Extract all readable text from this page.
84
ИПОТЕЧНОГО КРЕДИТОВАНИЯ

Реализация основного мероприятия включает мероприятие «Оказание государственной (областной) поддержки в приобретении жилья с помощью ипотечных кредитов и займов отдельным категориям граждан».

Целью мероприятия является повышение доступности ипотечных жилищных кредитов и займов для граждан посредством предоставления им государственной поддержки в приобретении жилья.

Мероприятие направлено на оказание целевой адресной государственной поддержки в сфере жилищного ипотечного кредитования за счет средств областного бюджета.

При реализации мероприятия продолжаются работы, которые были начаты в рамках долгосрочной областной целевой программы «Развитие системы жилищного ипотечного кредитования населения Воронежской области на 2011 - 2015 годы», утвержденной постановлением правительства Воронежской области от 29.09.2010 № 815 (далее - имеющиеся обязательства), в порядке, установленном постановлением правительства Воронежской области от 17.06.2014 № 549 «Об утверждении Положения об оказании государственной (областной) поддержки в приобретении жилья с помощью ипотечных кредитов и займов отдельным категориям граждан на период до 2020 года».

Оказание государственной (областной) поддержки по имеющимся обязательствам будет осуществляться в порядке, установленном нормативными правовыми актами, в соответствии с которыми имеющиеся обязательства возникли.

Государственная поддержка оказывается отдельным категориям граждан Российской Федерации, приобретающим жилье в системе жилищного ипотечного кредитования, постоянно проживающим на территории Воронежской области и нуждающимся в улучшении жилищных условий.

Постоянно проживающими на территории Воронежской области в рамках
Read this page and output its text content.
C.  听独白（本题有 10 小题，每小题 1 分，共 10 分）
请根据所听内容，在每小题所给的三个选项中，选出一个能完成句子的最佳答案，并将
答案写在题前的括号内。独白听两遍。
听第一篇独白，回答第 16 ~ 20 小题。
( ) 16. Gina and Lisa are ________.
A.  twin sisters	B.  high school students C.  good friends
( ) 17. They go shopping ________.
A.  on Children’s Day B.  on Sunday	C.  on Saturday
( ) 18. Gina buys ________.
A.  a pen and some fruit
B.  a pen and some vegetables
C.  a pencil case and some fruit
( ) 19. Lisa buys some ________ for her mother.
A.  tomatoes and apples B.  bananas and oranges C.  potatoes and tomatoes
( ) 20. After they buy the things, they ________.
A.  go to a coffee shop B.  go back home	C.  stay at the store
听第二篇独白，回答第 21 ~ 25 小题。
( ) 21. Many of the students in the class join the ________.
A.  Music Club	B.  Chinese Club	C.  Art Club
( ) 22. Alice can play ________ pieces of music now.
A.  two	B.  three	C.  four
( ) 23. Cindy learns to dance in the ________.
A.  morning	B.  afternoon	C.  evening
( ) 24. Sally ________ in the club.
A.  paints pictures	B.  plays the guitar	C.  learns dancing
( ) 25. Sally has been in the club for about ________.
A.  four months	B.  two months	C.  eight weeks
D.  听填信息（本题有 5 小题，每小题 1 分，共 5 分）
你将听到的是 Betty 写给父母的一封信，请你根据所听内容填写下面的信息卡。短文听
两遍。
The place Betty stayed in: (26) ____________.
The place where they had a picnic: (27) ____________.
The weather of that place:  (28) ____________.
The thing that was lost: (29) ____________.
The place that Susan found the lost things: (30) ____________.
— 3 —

··········

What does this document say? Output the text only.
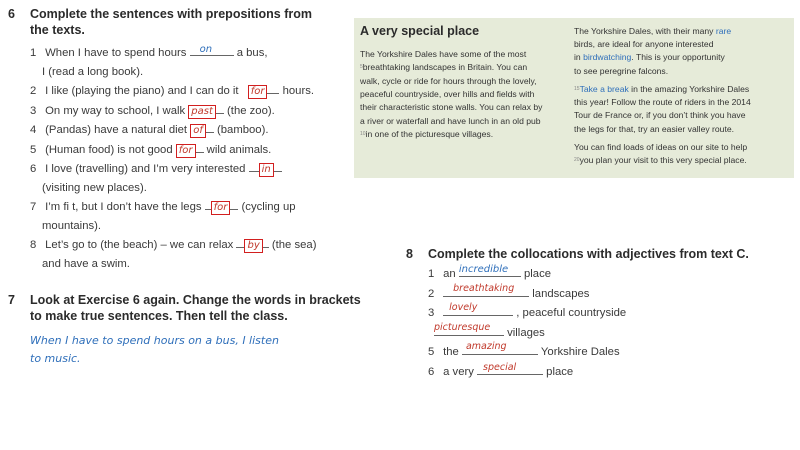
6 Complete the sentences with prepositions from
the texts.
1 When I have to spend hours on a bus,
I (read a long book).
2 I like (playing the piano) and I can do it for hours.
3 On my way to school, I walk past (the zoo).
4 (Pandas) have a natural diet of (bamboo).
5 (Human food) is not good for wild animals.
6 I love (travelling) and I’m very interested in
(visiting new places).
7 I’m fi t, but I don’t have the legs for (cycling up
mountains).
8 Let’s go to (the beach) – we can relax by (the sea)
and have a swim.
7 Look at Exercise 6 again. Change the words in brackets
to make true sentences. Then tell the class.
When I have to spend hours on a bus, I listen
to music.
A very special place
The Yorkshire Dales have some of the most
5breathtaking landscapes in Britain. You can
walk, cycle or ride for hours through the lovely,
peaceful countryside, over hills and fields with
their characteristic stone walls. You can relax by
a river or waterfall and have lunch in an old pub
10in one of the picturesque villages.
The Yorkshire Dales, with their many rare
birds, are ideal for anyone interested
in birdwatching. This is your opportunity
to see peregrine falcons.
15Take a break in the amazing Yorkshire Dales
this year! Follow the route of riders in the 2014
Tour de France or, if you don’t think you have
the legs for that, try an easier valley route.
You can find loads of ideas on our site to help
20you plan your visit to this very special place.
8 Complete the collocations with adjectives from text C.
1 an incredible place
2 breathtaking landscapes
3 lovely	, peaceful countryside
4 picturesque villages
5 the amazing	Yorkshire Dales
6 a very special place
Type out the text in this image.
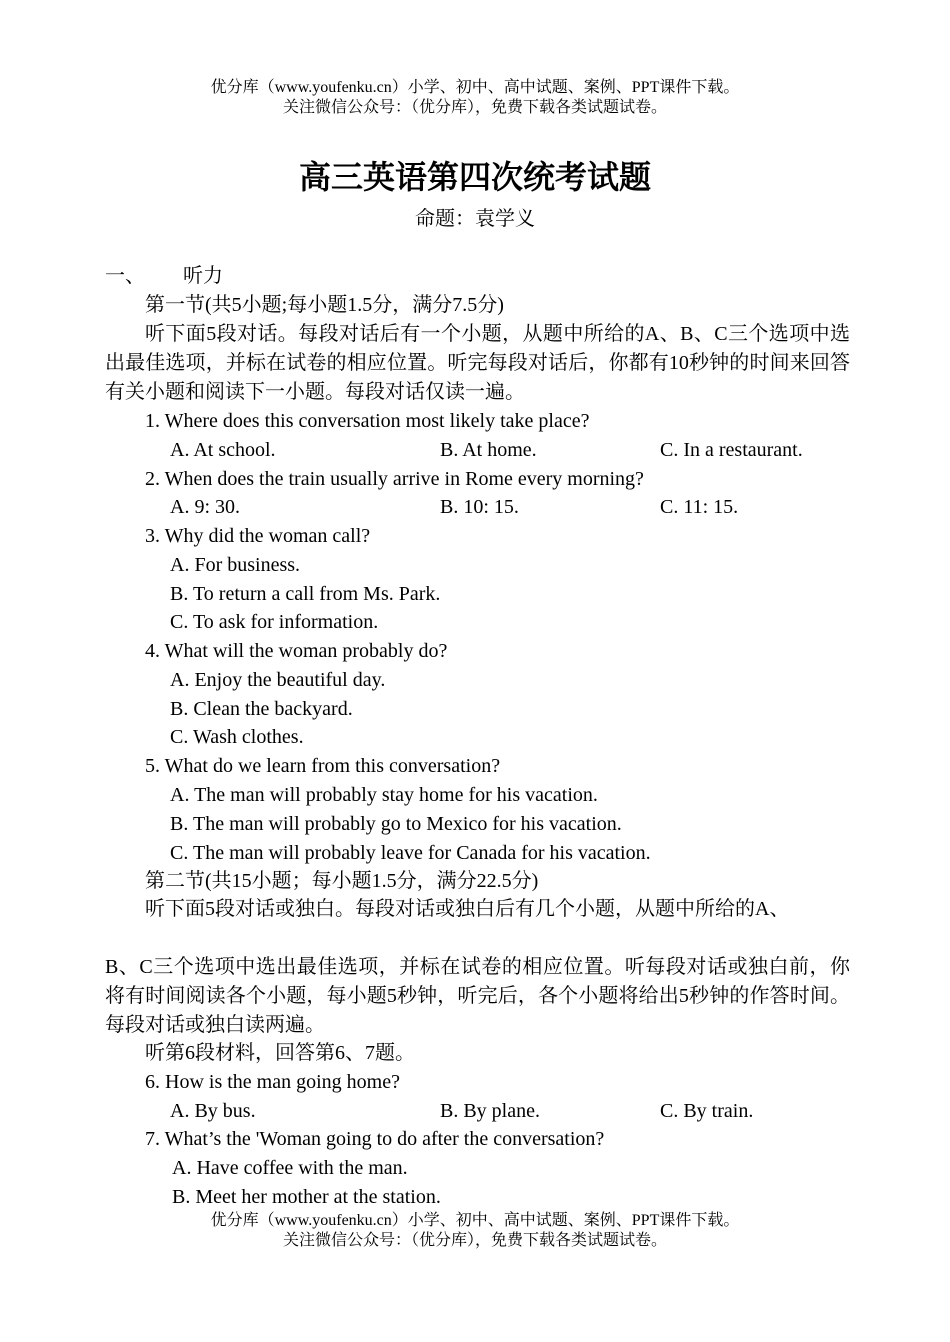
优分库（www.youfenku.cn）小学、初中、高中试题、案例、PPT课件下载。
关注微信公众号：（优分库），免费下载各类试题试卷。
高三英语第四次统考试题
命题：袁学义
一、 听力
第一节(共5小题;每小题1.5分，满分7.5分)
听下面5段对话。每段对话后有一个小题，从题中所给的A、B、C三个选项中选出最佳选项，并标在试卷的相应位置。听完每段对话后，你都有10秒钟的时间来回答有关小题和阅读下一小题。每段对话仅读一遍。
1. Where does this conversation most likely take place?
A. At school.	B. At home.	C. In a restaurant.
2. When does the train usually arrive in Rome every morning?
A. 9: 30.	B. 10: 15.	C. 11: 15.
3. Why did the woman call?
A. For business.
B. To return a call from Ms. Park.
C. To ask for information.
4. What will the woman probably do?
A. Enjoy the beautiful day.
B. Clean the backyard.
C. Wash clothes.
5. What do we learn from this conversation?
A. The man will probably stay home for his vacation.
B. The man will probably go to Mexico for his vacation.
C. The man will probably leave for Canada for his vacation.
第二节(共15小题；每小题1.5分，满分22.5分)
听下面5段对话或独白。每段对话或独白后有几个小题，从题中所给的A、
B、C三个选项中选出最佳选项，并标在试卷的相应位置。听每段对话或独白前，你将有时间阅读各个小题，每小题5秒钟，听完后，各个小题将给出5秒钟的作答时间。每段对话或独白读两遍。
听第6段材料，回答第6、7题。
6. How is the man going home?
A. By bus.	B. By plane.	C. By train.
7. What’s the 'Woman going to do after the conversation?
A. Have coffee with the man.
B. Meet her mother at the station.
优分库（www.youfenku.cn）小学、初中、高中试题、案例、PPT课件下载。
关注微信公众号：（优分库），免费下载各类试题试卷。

··········

__What needs to be done__
Look through the material above and pick out each line holding the word "students".

__Full output__
A.  twin sisters	B.  high school students C.  good friends
( ) 21. Many of the students in the class join the ________.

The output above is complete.